[Dataset entries]

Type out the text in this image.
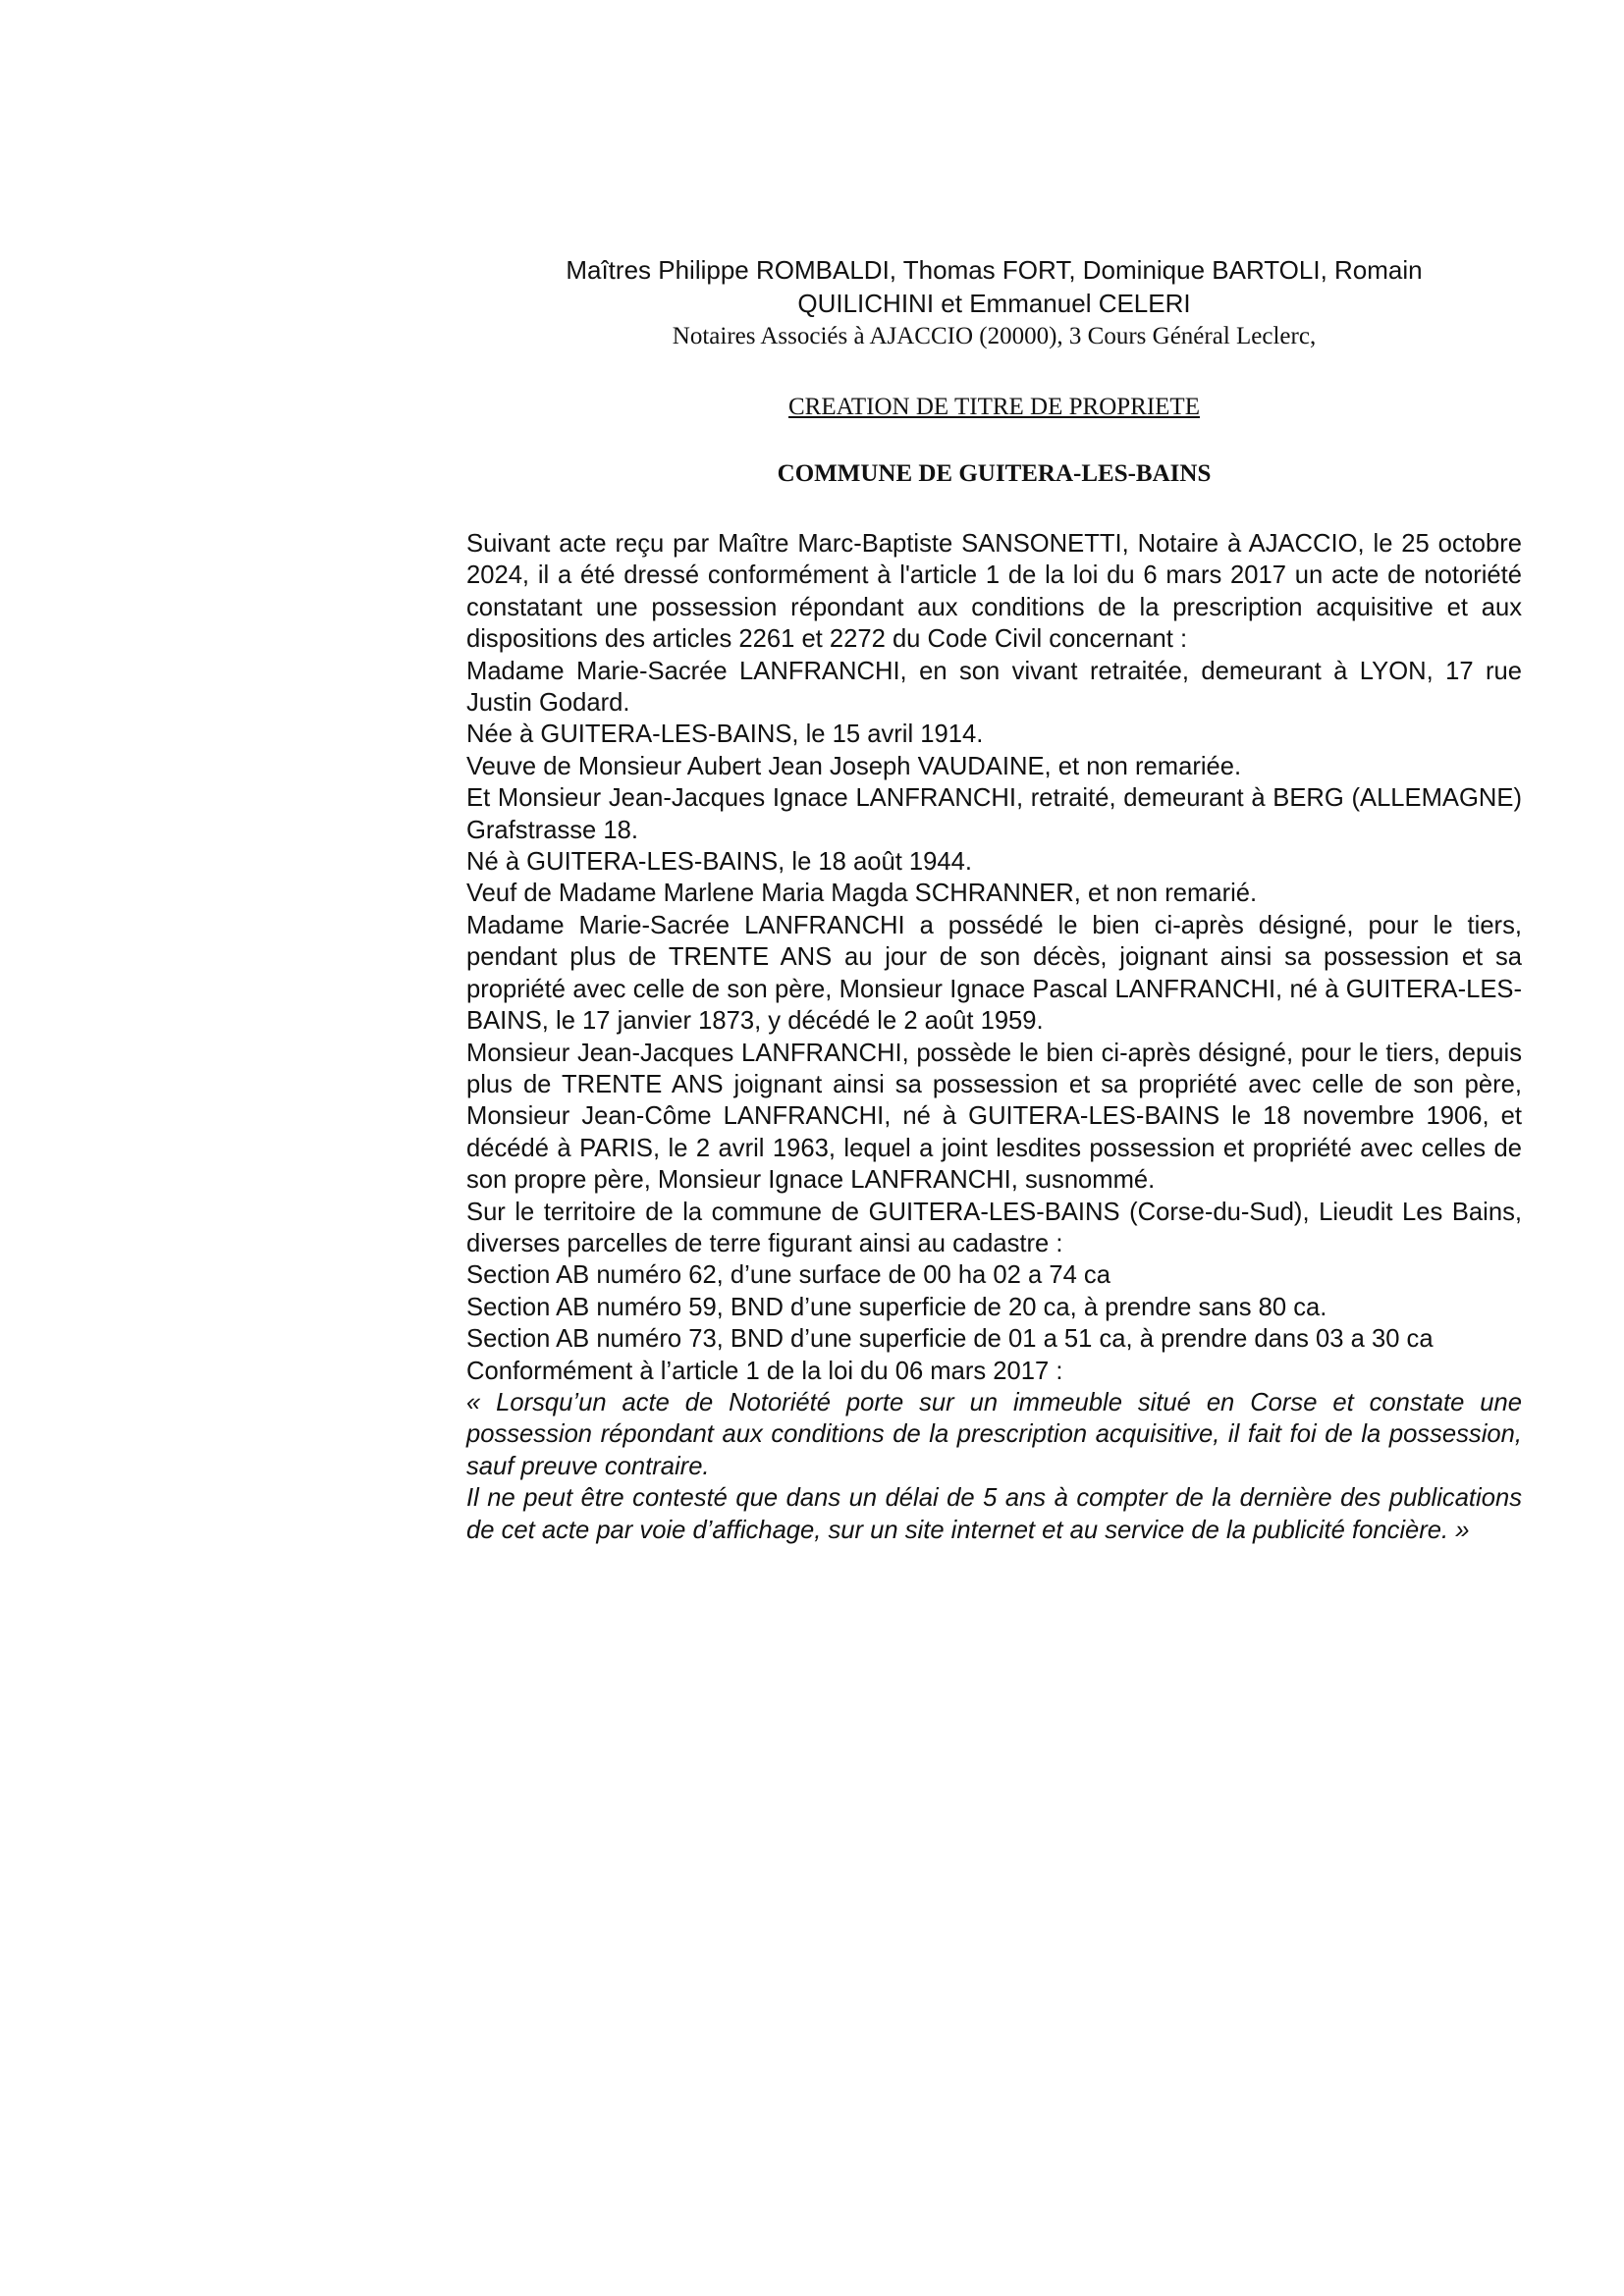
Maîtres Philippe ROMBALDI, Thomas FORT, Dominique BARTOLI, Romain

QUILICHINI et Emmanuel CELERI

Notaires Associés à AJACCIO (20000), 3 Cours Général Leclerc,

CREATION DE TITRE DE PROPRIETE

COMMUNE DE GUITERA-LES-BAINS

Suivant acte reçu par Maître Marc-Baptiste SANSONETTI, Notaire à AJACCIO, le 25 octobre 2024, il a été dressé conformément à l'article 1 de la loi du 6 mars 2017 un acte de notoriété constatant une possession répondant aux conditions de la prescription acquisitive et aux dispositions des articles 2261 et 2272 du Code Civil concernant :

Madame Marie-Sacrée LANFRANCHI, en son vivant retraitée, demeurant à LYON, 17 rue Justin Godard.

Née à GUITERA-LES-BAINS, le 15 avril 1914.

Veuve de Monsieur Aubert Jean Joseph VAUDAINE, et non remariée.

Et Monsieur Jean-Jacques Ignace LANFRANCHI, retraité, demeurant à BERG (ALLEMAGNE) Grafstrasse 18.

Né à GUITERA-LES-BAINS, le 18 août 1944.

Veuf de Madame Marlene Maria Magda SCHRANNER, et non remarié.

Madame Marie-Sacrée LANFRANCHI a possédé le bien ci-après désigné, pour le tiers, pendant plus de TRENTE ANS au jour de son décès, joignant ainsi sa possession et sa propriété avec celle de son père, Monsieur Ignace Pascal LANFRANCHI, né à GUITERA-LES-BAINS, le 17 janvier 1873, y décédé le 2 août 1959.

Monsieur Jean-Jacques LANFRANCHI, possède le bien ci-après désigné, pour le tiers, depuis plus de TRENTE ANS joignant ainsi sa possession et sa propriété avec celle de son père, Monsieur Jean-Côme LANFRANCHI, né à GUITERA-LES-BAINS le 18 novembre 1906, et décédé à PARIS, le 2 avril 1963, lequel a joint lesdites possession et propriété avec celles de son propre père, Monsieur Ignace LANFRANCHI, susnommé.

Sur le territoire de la commune de GUITERA-LES-BAINS (Corse-du-Sud), Lieudit Les Bains, diverses parcelles de terre figurant ainsi au cadastre :

Section AB numéro 62, d’une surface de 00 ha 02 a 74 ca

Section AB numéro 59, BND d’une superficie de 20 ca, à prendre sans 80 ca.

Section AB numéro 73, BND d’une superficie de 01 a 51 ca, à prendre dans 03 a 30 ca

Conformément à l’article 1 de la loi du 06 mars 2017 :

« Lorsqu’un acte de Notoriété porte sur un immeuble situé en Corse et constate une possession répondant aux conditions de la prescription acquisitive, il fait foi de la possession, sauf preuve contraire.

Il ne peut être contesté que dans un délai de 5 ans à compter de la dernière des publications de cet acte par voie d’affichage, sur un site internet et au service de la publicité foncière. »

Instructions for the task. Transcribe the whole listing, character for character, but not its images.

In response.
Type out the text in this image.
Maîtres Philippe ROMBALDI, Thomas FORT, Dominique BARTOLI, Romain

QUILICHINI et Emmanuel CELERI

Notaires Associés à AJACCIO (20000), 3 Cours Général Leclerc,

CREATION DE TITRE DE PROPRIETE

COMMUNE DE GUITERA-LES-BAINS

Suivant acte reçu par Maître Marc-Baptiste SANSONETTI, Notaire à AJACCIO, le 25 octobre 2024, il a été dressé conformément à l'article 1 de la loi du 6 mars 2017 un acte de notoriété constatant une possession répondant aux conditions de la prescription acquisitive et aux dispositions des articles 2261 et 2272 du Code Civil concernant :

Madame Marie-Sacrée LANFRANCHI, en son vivant retraitée, demeurant à LYON, 17 rue Justin Godard.

Née à GUITERA-LES-BAINS, le 15 avril 1914.

Veuve de Monsieur Aubert Jean Joseph VAUDAINE, et non remariée.

Et Monsieur Jean-Jacques Ignace LANFRANCHI, retraité, demeurant à BERG (ALLEMAGNE) Grafstrasse 18.

Né à GUITERA-LES-BAINS, le 18 août 1944.

Veuf de Madame Marlene Maria Magda SCHRANNER, et non remarié.

Madame Marie-Sacrée LANFRANCHI a possédé le bien ci-après désigné, pour le tiers, pendant plus de TRENTE ANS au jour de son décès, joignant ainsi sa possession et sa propriété avec celle de son père, Monsieur Ignace Pascal LANFRANCHI, né à GUITERA-LES-BAINS, le 17 janvier 1873, y décédé le 2 août 1959.

Monsieur Jean-Jacques LANFRANCHI, possède le bien ci-après désigné, pour le tiers, depuis plus de TRENTE ANS joignant ainsi sa possession et sa propriété avec celle de son père, Monsieur Jean-Côme LANFRANCHI, né à GUITERA-LES-BAINS le 18 novembre 1906, et décédé à PARIS, le 2 avril 1963, lequel a joint lesdites possession et propriété avec celles de son propre père, Monsieur Ignace LANFRANCHI, susnommé.

Sur le territoire de la commune de GUITERA-LES-BAINS (Corse-du-Sud), Lieudit Les Bains, diverses parcelles de terre figurant ainsi au cadastre :

Section AB numéro 62, d’une surface de 00 ha 02 a 74 ca

Section AB numéro 59, BND d’une superficie de 20 ca, à prendre sans 80 ca.

Section AB numéro 73, BND d’une superficie de 01 a 51 ca, à prendre dans 03 a 30 ca

Conformément à l’article 1 de la loi du 06 mars 2017 :

« Lorsqu’un acte de Notoriété porte sur un immeuble situé en Corse et constate une possession répondant aux conditions de la prescription acquisitive, il fait foi de la possession, sauf preuve contraire.

Il ne peut être contesté que dans un délai de 5 ans à compter de la dernière des publications de cet acte par voie d’affichage, sur un site internet et au service de la publicité foncière. »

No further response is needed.